■ REQUIRED WORK: Check each line of the records below and collect those that include the word "marker".
Start of RECORDS FOR PROCESSING
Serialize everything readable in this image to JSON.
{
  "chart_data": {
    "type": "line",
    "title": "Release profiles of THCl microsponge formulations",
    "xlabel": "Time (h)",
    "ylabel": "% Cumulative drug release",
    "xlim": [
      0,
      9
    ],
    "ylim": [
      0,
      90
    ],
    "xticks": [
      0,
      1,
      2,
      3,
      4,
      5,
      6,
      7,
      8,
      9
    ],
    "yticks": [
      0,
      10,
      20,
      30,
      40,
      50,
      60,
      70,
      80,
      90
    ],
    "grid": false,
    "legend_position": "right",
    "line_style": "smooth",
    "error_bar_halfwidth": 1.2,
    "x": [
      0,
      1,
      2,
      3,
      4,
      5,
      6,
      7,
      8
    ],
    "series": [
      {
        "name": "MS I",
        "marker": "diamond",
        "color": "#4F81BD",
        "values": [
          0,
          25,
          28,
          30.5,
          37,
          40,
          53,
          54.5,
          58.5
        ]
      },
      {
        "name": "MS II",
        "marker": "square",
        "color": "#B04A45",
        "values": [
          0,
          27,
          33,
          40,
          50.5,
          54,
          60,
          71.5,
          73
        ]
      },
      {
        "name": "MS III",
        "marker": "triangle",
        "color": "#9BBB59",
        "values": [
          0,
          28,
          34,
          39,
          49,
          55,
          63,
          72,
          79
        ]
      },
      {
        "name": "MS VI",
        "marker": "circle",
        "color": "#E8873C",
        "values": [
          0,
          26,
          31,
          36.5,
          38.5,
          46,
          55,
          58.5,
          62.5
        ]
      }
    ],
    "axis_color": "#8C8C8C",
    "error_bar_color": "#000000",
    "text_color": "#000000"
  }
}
End of RECORDS FOR PROCESSING
■ SOLUTION BELOW:
        "marker": "diamond",
        "marker": "square",
        "marker": "triangle",
        "marker": "circle",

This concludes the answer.